Show, in full, each line of the data that contains "карточек".

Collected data
++++++

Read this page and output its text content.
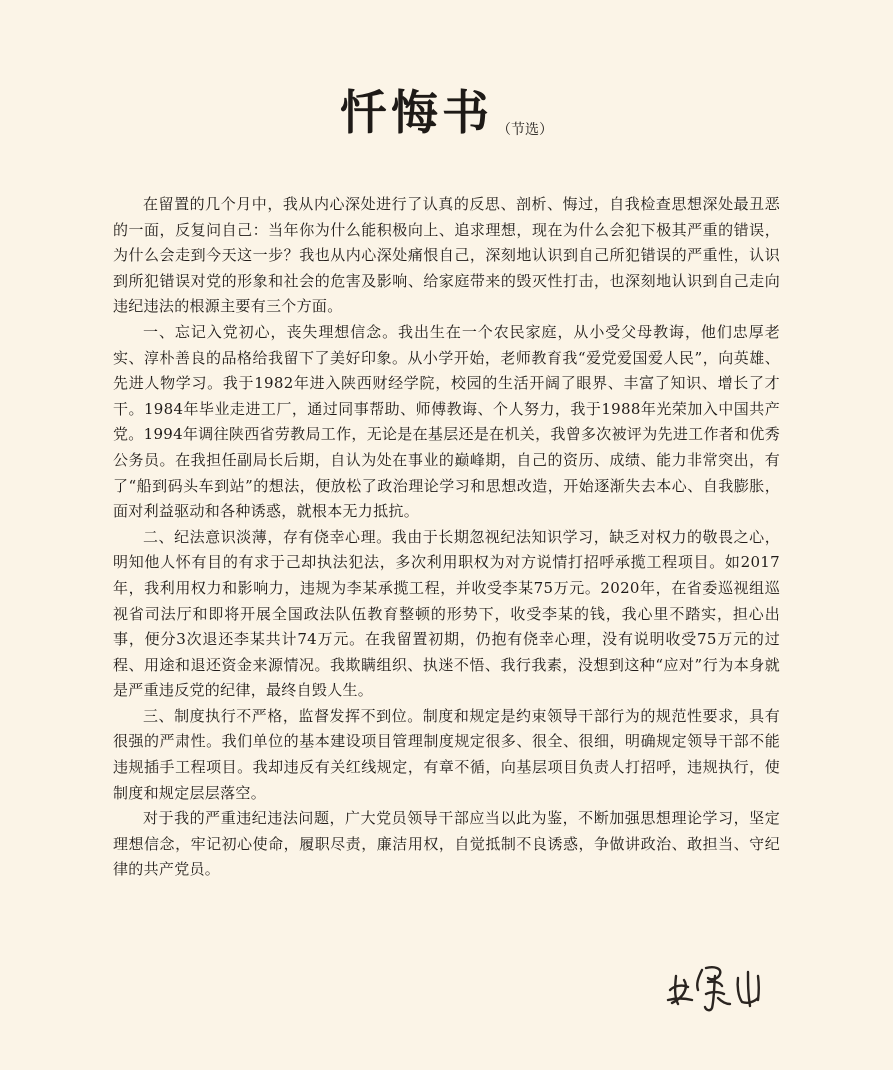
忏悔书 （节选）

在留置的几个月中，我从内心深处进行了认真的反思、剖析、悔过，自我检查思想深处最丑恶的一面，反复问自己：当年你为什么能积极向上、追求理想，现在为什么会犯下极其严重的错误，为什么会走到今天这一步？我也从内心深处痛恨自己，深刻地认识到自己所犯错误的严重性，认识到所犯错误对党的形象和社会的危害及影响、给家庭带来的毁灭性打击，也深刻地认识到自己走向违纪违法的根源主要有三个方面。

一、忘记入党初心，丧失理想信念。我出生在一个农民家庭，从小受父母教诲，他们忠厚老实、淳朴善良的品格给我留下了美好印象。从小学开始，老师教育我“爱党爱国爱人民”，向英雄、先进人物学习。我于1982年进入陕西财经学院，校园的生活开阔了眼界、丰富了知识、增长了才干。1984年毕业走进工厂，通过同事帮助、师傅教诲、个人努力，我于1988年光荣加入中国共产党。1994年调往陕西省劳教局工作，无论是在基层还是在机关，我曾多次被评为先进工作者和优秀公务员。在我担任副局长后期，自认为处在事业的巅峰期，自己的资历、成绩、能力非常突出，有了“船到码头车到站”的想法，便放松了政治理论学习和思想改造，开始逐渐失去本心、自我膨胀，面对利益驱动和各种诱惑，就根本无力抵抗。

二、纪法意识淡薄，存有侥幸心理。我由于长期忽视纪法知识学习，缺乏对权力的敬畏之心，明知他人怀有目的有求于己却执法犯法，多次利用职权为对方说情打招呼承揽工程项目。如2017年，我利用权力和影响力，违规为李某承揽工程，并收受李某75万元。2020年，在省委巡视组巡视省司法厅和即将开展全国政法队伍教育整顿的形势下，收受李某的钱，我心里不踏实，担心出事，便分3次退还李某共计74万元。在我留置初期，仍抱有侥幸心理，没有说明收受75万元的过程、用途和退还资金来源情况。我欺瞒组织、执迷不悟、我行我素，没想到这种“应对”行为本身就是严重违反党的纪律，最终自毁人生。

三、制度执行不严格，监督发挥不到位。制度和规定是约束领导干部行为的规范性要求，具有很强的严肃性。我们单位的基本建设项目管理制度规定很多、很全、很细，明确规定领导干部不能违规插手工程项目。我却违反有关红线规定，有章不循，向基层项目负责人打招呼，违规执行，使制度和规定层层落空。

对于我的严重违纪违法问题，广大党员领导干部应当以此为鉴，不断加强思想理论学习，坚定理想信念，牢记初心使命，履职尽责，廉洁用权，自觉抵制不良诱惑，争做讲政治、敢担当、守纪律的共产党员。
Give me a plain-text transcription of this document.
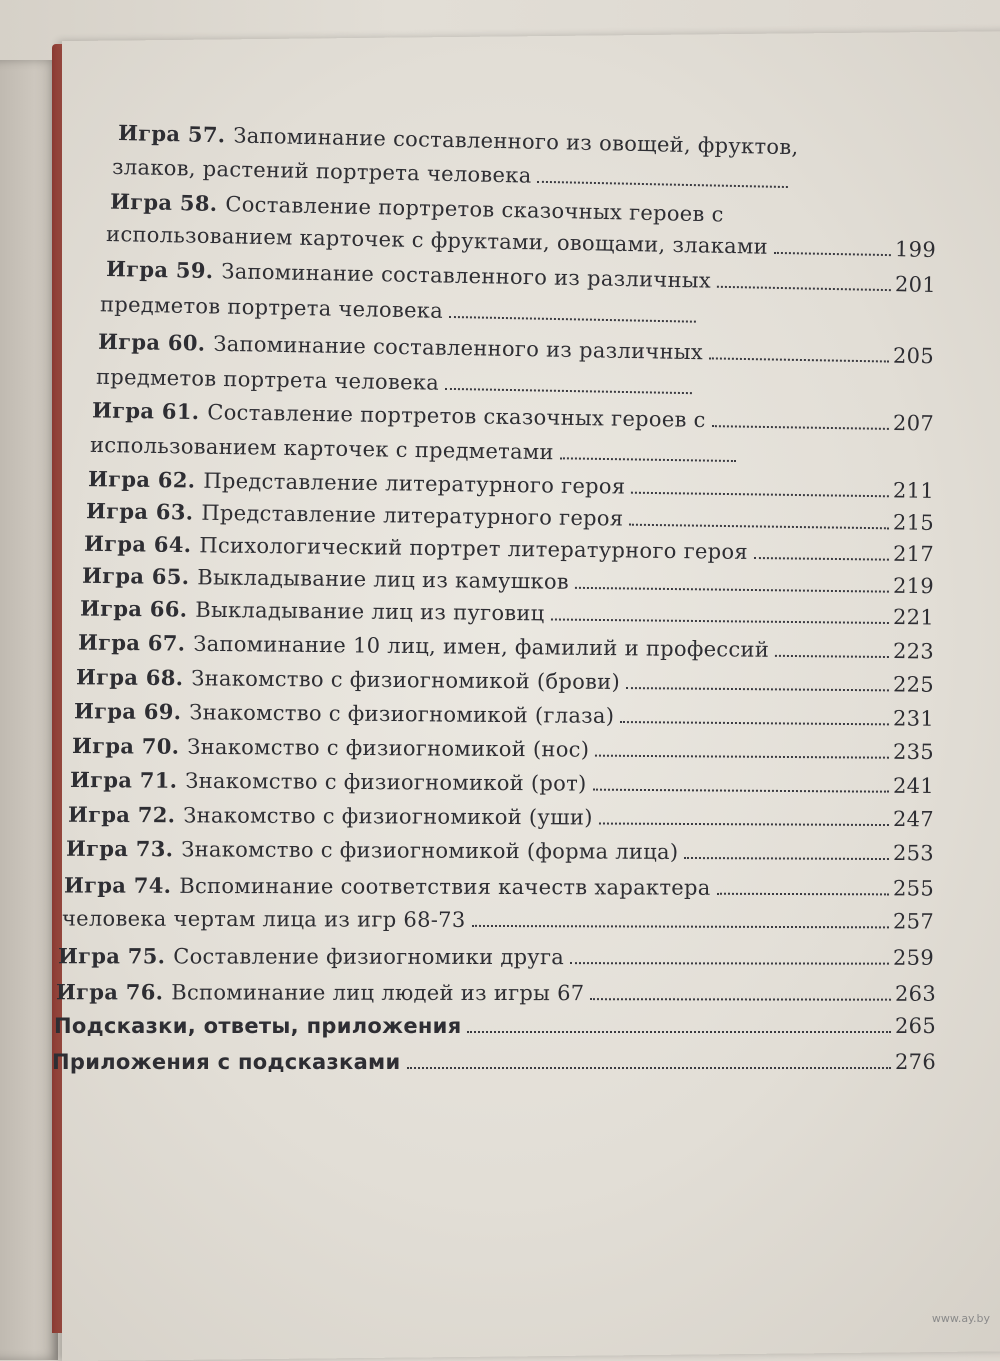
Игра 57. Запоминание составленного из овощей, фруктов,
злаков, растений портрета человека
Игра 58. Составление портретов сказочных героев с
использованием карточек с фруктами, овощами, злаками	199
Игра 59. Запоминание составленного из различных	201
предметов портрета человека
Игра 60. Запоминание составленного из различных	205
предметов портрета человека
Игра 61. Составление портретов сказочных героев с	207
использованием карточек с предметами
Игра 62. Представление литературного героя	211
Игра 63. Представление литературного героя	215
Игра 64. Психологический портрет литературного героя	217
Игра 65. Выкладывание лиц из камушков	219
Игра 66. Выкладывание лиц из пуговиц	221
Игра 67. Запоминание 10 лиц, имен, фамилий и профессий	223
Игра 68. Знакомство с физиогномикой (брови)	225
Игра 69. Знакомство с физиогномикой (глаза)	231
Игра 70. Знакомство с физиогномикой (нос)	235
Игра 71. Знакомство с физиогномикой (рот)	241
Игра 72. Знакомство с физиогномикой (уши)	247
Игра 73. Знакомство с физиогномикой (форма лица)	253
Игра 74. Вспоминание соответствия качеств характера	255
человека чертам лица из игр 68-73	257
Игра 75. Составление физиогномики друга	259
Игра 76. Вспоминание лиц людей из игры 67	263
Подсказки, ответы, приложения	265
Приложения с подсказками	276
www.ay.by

++++++

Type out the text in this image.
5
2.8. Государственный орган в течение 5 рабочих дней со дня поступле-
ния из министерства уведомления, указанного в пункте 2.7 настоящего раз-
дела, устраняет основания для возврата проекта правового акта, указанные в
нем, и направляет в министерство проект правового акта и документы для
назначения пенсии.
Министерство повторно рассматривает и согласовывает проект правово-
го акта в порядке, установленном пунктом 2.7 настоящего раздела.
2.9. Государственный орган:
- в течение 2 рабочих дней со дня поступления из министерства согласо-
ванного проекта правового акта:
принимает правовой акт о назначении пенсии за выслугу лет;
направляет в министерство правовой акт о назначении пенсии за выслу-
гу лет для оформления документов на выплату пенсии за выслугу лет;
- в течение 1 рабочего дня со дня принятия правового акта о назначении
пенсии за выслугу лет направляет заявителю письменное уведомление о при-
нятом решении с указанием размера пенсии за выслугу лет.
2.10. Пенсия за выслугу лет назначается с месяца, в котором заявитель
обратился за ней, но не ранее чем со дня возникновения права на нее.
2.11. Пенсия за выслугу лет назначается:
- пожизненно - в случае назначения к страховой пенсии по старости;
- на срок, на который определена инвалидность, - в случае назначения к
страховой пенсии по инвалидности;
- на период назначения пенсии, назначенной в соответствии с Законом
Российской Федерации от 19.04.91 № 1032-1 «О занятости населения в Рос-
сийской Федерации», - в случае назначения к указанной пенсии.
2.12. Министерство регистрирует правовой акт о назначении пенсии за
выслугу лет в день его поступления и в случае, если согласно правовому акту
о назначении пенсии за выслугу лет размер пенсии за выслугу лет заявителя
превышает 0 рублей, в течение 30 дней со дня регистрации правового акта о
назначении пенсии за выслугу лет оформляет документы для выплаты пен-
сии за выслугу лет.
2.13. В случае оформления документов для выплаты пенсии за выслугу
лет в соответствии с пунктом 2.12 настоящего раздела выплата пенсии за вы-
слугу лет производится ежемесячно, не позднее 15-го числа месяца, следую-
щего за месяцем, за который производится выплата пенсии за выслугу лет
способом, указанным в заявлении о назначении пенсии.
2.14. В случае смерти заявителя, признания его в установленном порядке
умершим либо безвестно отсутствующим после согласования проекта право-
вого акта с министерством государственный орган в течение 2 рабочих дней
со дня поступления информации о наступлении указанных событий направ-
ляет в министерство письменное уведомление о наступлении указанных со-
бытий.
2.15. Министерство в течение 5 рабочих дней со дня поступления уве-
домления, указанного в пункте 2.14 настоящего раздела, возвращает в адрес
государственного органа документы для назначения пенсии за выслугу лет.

++++++

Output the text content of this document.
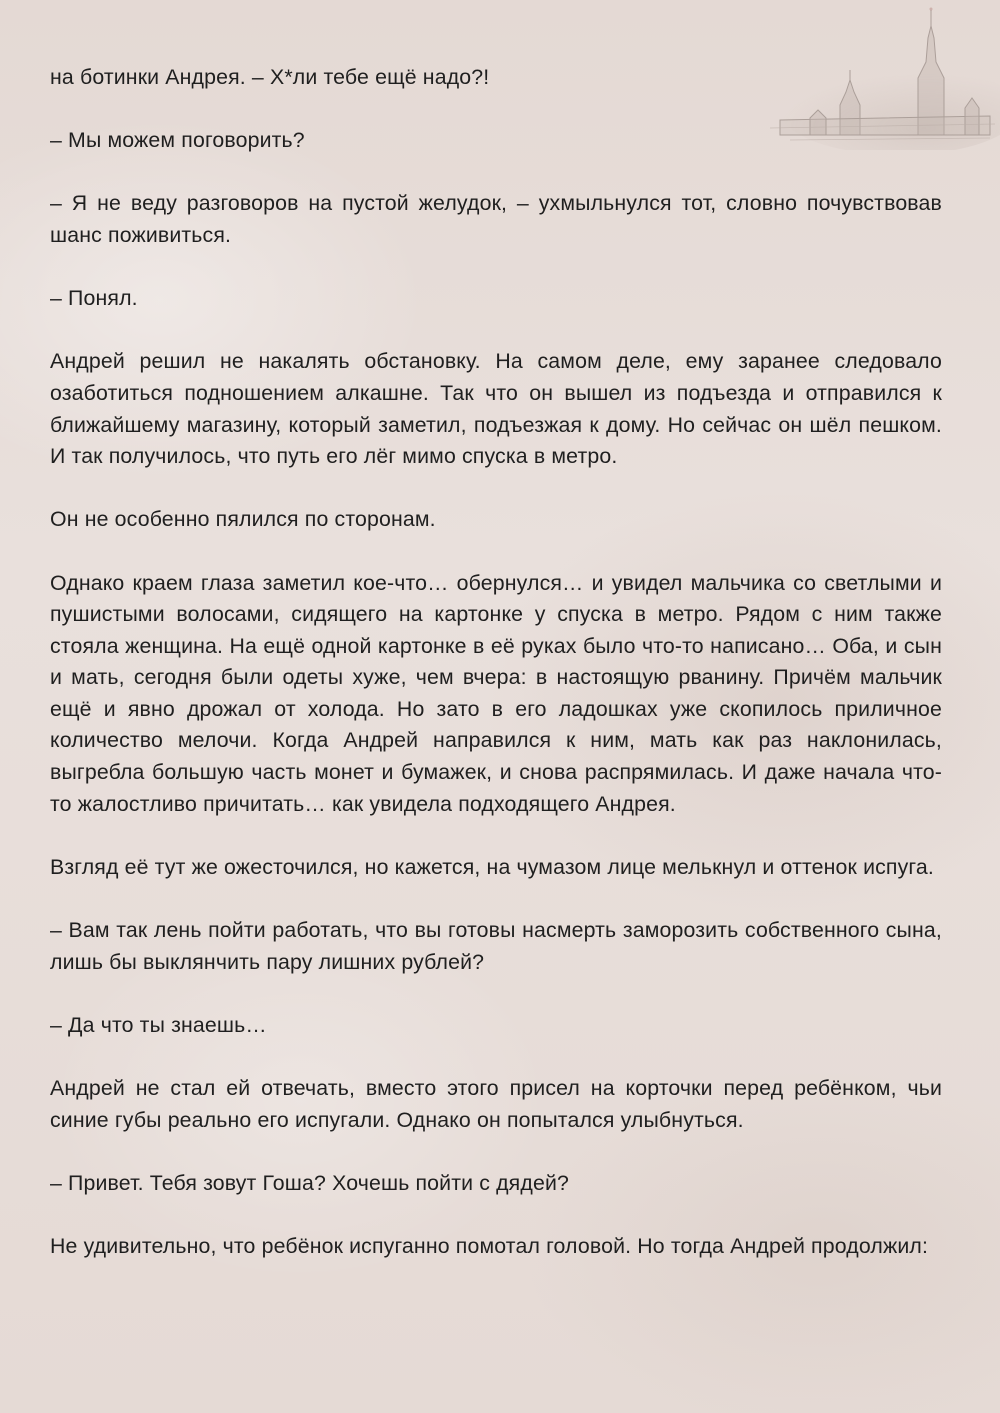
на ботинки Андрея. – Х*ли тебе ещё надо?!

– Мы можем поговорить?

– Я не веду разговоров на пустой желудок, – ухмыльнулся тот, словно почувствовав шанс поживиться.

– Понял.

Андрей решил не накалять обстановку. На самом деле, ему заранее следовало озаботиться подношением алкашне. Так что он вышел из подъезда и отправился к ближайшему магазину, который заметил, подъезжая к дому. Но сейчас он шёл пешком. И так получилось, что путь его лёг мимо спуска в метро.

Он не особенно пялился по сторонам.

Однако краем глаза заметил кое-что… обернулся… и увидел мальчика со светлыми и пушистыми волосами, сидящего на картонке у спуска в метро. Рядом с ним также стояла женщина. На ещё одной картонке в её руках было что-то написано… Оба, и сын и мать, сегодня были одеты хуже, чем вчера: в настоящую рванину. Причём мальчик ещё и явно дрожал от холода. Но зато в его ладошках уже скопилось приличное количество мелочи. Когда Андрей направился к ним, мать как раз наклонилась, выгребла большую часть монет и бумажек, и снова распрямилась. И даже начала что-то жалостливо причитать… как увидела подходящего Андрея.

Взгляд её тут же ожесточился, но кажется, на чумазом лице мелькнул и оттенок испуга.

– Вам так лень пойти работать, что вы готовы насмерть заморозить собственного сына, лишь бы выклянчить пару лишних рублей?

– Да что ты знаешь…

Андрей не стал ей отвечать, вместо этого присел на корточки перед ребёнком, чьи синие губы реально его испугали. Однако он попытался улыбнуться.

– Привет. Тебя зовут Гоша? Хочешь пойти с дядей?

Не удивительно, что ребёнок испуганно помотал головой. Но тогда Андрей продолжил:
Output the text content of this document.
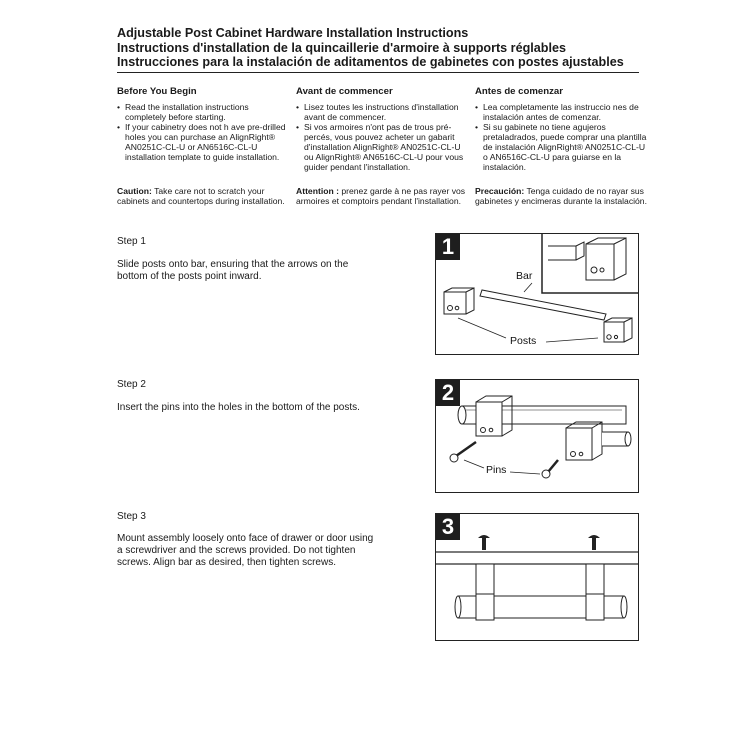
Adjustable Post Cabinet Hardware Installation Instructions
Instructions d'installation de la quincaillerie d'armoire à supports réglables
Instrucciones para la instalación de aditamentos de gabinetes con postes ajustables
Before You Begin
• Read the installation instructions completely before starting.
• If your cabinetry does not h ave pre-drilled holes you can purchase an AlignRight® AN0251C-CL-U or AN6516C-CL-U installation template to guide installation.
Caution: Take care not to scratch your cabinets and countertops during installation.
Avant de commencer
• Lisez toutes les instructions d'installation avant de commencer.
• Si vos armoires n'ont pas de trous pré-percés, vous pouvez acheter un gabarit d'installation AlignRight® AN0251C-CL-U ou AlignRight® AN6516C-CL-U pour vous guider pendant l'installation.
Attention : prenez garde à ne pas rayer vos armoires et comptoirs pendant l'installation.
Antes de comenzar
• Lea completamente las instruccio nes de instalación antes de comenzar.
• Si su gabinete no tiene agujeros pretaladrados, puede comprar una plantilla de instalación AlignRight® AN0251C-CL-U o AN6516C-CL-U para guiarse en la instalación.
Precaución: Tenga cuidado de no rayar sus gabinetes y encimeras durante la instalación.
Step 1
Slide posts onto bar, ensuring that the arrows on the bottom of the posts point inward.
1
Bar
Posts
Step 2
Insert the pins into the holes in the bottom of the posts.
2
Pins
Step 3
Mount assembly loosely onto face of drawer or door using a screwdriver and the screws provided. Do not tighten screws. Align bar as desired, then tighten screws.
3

++++++

— RESPONSE TO THIS TASK —
использованием карточек с фруктами, овощами, злаками	199
использованием карточек с предметами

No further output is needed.